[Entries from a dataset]
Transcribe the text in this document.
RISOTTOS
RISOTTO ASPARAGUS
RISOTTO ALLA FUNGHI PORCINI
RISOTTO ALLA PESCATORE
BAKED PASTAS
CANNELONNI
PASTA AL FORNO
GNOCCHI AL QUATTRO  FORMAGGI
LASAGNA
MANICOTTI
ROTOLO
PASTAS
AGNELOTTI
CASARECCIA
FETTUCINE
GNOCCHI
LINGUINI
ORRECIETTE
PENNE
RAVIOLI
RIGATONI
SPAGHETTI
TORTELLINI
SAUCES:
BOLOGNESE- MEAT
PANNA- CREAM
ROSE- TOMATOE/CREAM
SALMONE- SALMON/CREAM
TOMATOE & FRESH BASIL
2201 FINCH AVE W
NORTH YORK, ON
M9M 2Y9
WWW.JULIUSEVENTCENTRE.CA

The problem. Select and copy every line of the material that holds the string "GNOCCHI".

Written answer.
GNOCCHI AL QUATTRO  FORMAGGI
GNOCCHI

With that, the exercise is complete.